## WHAT IS REQUIRED:
Transcribe all of the records word for word, but omit the pictures.

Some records
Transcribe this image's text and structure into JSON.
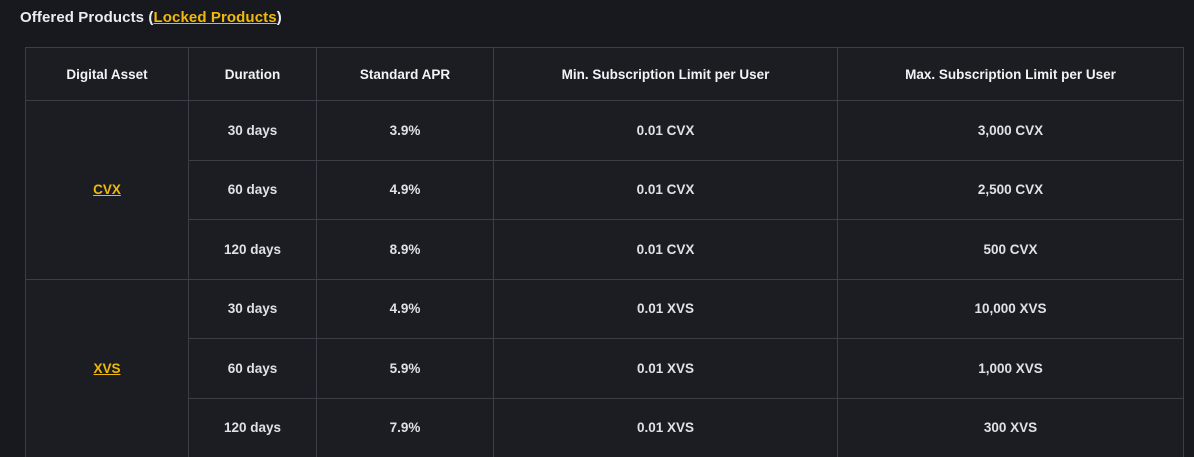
{
  "title": {
    "prefix": "Offered Products (",
    "link_label": "Locked Products",
    "suffix": ")"
  },
  "colors": {
    "accent_link": "#f0b90b",
    "background": "#17191e",
    "table_border": "#3a3e47",
    "header_text": "#f2f3f5",
    "cell_text": "#dfe1e5"
  },
  "table": {
    "headers": [
      "Digital Asset",
      "Duration",
      "Standard APR",
      "Min. Subscription Limit per User",
      "Max. Subscription Limit per User"
    ],
    "groups": [
      {
        "asset": "CVX",
        "rows": [
          {
            "duration": "30 days",
            "apr": "3.9%",
            "min": "0.01 CVX",
            "max": "3,000 CVX"
          },
          {
            "duration": "60 days",
            "apr": "4.9%",
            "min": "0.01 CVX",
            "max": "2,500 CVX"
          },
          {
            "duration": "120 days",
            "apr": "8.9%",
            "min": "0.01 CVX",
            "max": "500 CVX"
          }
        ]
      },
      {
        "asset": "XVS",
        "rows": [
          {
            "duration": "30 days",
            "apr": "4.9%",
            "min": "0.01 XVS",
            "max": "10,000 XVS"
          },
          {
            "duration": "60 days",
            "apr": "5.9%",
            "min": "0.01 XVS",
            "max": "1,000 XVS"
          },
          {
            "duration": "120 days",
            "apr": "7.9%",
            "min": "0.01 XVS",
            "max": "300 XVS"
          }
        ]
      }
    ]
  }
}
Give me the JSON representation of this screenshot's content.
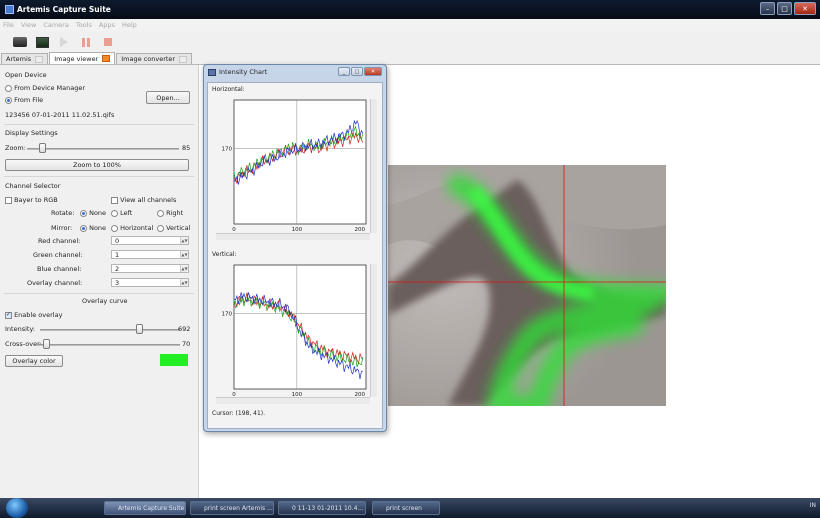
{
  "window": {
    "title": "Artemis Capture Suite"
  },
  "menu": [
    "File",
    "View",
    "Camera",
    "Tools",
    "Apps",
    "Help"
  ],
  "tabs": [
    {
      "label": "Artemis"
    },
    {
      "label": "Image viewer"
    },
    {
      "label": "Image converter"
    }
  ],
  "open_device": {
    "heading": "Open Device",
    "from_device_manager": "From Device Manager",
    "from_file": "From File",
    "open_button": "Open...",
    "filename": "123456 07-01-2011 11.02.51.qifs"
  },
  "display_settings": {
    "heading": "Display Settings",
    "zoom_label": "Zoom:",
    "zoom_value": "85",
    "zoom_level": 0.08,
    "zoom_100_button": "Zoom to 100%"
  },
  "channel_selector": {
    "heading": "Channel Selector",
    "bayer_to_rgb": "Bayer to RGB",
    "view_all_channels": "View all channels",
    "rotate_label": "Rotate:",
    "rotate_options": [
      "None",
      "Left",
      "Right"
    ],
    "mirror_label": "Mirror:",
    "mirror_options": [
      "None",
      "Horizontal",
      "Vertical"
    ],
    "red_label": "Red channel:",
    "red_value": "0",
    "green_label": "Green channel:",
    "green_value": "1",
    "blue_label": "Blue channel:",
    "blue_value": "2",
    "overlay_label": "Overlay channel:",
    "overlay_value": "3"
  },
  "overlay_curve": {
    "heading": "Overlay curve",
    "enable_overlay": "Enable overlay",
    "intensity_label": "Intensity:",
    "intensity_value": "692",
    "intensity_level": 0.72,
    "crossover_label": "Cross-over:",
    "crossover_value": "70",
    "crossover_level": 0.05,
    "overlay_color_button": "Overlay color",
    "overlay_color": "#22ee22"
  },
  "intensity_chart": {
    "title": "Intensity Chart",
    "horizontal_label": "Horizontal:",
    "vertical_label": "Vertical:",
    "cursor_text": "Cursor: (198, 41).",
    "colors": {
      "red": "#d02020",
      "green": "#20a020",
      "blue": "#2030c0"
    }
  },
  "chart_data": [
    {
      "type": "line",
      "title": "Horizontal:",
      "x_ticks": [
        "0",
        "100",
        "200"
      ],
      "y_ticks": [
        "170"
      ],
      "xlim": [
        0,
        210
      ],
      "ylim": [
        0,
        280
      ],
      "x": [
        0,
        15,
        30,
        45,
        60,
        75,
        90,
        105,
        120,
        135,
        150,
        165,
        180,
        195,
        205
      ],
      "series": [
        {
          "values": [
            100,
            115,
            125,
            140,
            150,
            160,
            170,
            165,
            175,
            170,
            180,
            185,
            190,
            200,
            185
          ]
        },
        {
          "values": [
            105,
            120,
            130,
            145,
            155,
            165,
            175,
            170,
            180,
            175,
            185,
            190,
            200,
            210,
            190
          ]
        },
        {
          "values": [
            95,
            110,
            120,
            140,
            145,
            155,
            165,
            170,
            178,
            180,
            190,
            195,
            205,
            230,
            200
          ]
        }
      ]
    },
    {
      "type": "line",
      "title": "Vertical:",
      "x_ticks": [
        "0",
        "100",
        "200"
      ],
      "y_ticks": [
        "170"
      ],
      "xlim": [
        0,
        210
      ],
      "ylim": [
        0,
        280
      ],
      "x": [
        0,
        15,
        30,
        45,
        60,
        75,
        90,
        105,
        120,
        135,
        150,
        165,
        180,
        195,
        205
      ],
      "series": [
        {
          "values": [
            195,
            205,
            200,
            195,
            190,
            185,
            170,
            140,
            110,
            95,
            85,
            80,
            75,
            70,
            68
          ]
        },
        {
          "values": [
            190,
            200,
            198,
            192,
            188,
            180,
            165,
            135,
            100,
            88,
            80,
            72,
            65,
            60,
            58
          ]
        },
        {
          "values": [
            200,
            210,
            205,
            200,
            195,
            190,
            175,
            130,
            95,
            80,
            70,
            60,
            50,
            40,
            35
          ]
        }
      ]
    }
  ],
  "taskbar": {
    "items": [
      "Artemis Capture Suite",
      "print screen Artemis ...",
      "0 11-13 01-2011 10.4...",
      "print screen"
    ],
    "tray": "IN"
  }
}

## EXPECTED ANSWER:
Transcribe this image's text and structure into JSON.
{
  "title": {
    "prefix": "Offered Products (",
    "link_label": "Locked Products",
    "suffix": ")"
  },
  "colors": {
    "accent_link": "#f0b90b",
    "background": "#17191e",
    "table_border": "#3a3e47",
    "header_text": "#f2f3f5",
    "cell_text": "#dfe1e5"
  },
  "table": {
    "headers": [
      "Digital Asset",
      "Duration",
      "Standard APR",
      "Min. Subscription Limit per User",
      "Max. Subscription Limit per User"
    ],
    "groups": [
      {
        "asset": "CVX",
        "rows": [
          {
            "duration": "30 days",
            "apr": "3.9%",
            "min": "0.01 CVX",
            "max": "3,000 CVX"
          },
          {
            "duration": "60 days",
            "apr": "4.9%",
            "min": "0.01 CVX",
            "max": "2,500 CVX"
          },
          {
            "duration": "120 days",
            "apr": "8.9%",
            "min": "0.01 CVX",
            "max": "500 CVX"
          }
        ]
      },
      {
        "asset": "XVS",
        "rows": [
          {
            "duration": "30 days",
            "apr": "4.9%",
            "min": "0.01 XVS",
            "max": "10,000 XVS"
          },
          {
            "duration": "60 days",
            "apr": "5.9%",
            "min": "0.01 XVS",
            "max": "1,000 XVS"
          },
          {
            "duration": "120 days",
            "apr": "7.9%",
            "min": "0.01 XVS",
            "max": "300 XVS"
          }
        ]
      }
    ]
  }
}
Give me the JSON representation of this screenshot's content.
{
  "window": {
    "title": "Artemis Capture Suite"
  },
  "menu": [
    "File",
    "View",
    "Camera",
    "Tools",
    "Apps",
    "Help"
  ],
  "tabs": [
    {
      "label": "Artemis"
    },
    {
      "label": "Image viewer"
    },
    {
      "label": "Image converter"
    }
  ],
  "open_device": {
    "heading": "Open Device",
    "from_device_manager": "From Device Manager",
    "from_file": "From File",
    "open_button": "Open...",
    "filename": "123456 07-01-2011 11.02.51.qifs"
  },
  "display_settings": {
    "heading": "Display Settings",
    "zoom_label": "Zoom:",
    "zoom_value": "85",
    "zoom_level": 0.08,
    "zoom_100_button": "Zoom to 100%"
  },
  "channel_selector": {
    "heading": "Channel Selector",
    "bayer_to_rgb": "Bayer to RGB",
    "view_all_channels": "View all channels",
    "rotate_label": "Rotate:",
    "rotate_options": [
      "None",
      "Left",
      "Right"
    ],
    "mirror_label": "Mirror:",
    "mirror_options": [
      "None",
      "Horizontal",
      "Vertical"
    ],
    "red_label": "Red channel:",
    "red_value": "0",
    "green_label": "Green channel:",
    "green_value": "1",
    "blue_label": "Blue channel:",
    "blue_value": "2",
    "overlay_label": "Overlay channel:",
    "overlay_value": "3"
  },
  "overlay_curve": {
    "heading": "Overlay curve",
    "enable_overlay": "Enable overlay",
    "intensity_label": "Intensity:",
    "intensity_value": "692",
    "intensity_level": 0.72,
    "crossover_label": "Cross-over:",
    "crossover_value": "70",
    "crossover_level": 0.05,
    "overlay_color_button": "Overlay color",
    "overlay_color": "#22ee22"
  },
  "intensity_chart": {
    "title": "Intensity Chart",
    "horizontal_label": "Horizontal:",
    "vertical_label": "Vertical:",
    "cursor_text": "Cursor: (198, 41).",
    "colors": {
      "red": "#d02020",
      "green": "#20a020",
      "blue": "#2030c0"
    }
  },
  "chart_data": [
    {
      "type": "line",
      "title": "Horizontal:",
      "x_ticks": [
        "0",
        "100",
        "200"
      ],
      "y_ticks": [
        "170"
      ],
      "xlim": [
        0,
        210
      ],
      "ylim": [
        0,
        280
      ],
      "x": [
        0,
        15,
        30,
        45,
        60,
        75,
        90,
        105,
        120,
        135,
        150,
        165,
        180,
        195,
        205
      ],
      "series": [
        {
          "values": [
            100,
            115,
            125,
            140,
            150,
            160,
            170,
            165,
            175,
            170,
            180,
            185,
            190,
            200,
            185
          ]
        },
        {
          "values": [
            105,
            120,
            130,
            145,
            155,
            165,
            175,
            170,
            180,
            175,
            185,
            190,
            200,
            210,
            190
          ]
        },
        {
          "values": [
            95,
            110,
            120,
            140,
            145,
            155,
            165,
            170,
            178,
            180,
            190,
            195,
            205,
            230,
            200
          ]
        }
      ]
    },
    {
      "type": "line",
      "title": "Vertical:",
      "x_ticks": [
        "0",
        "100",
        "200"
      ],
      "y_ticks": [
        "170"
      ],
      "xlim": [
        0,
        210
      ],
      "ylim": [
        0,
        280
      ],
      "x": [
        0,
        15,
        30,
        45,
        60,
        75,
        90,
        105,
        120,
        135,
        150,
        165,
        180,
        195,
        205
      ],
      "series": [
        {
          "values": [
            195,
            205,
            200,
            195,
            190,
            185,
            170,
            140,
            110,
            95,
            85,
            80,
            75,
            70,
            68
          ]
        },
        {
          "values": [
            190,
            200,
            198,
            192,
            188,
            180,
            165,
            135,
            100,
            88,
            80,
            72,
            65,
            60,
            58
          ]
        },
        {
          "values": [
            200,
            210,
            205,
            200,
            195,
            190,
            175,
            130,
            95,
            80,
            70,
            60,
            50,
            40,
            35
          ]
        }
      ]
    }
  ],
  "taskbar": {
    "items": [
      "Artemis Capture Suite",
      "print screen Artemis ...",
      "0 11-13 01-2011 10.4...",
      "print screen"
    ],
    "tray": "IN"
  }
}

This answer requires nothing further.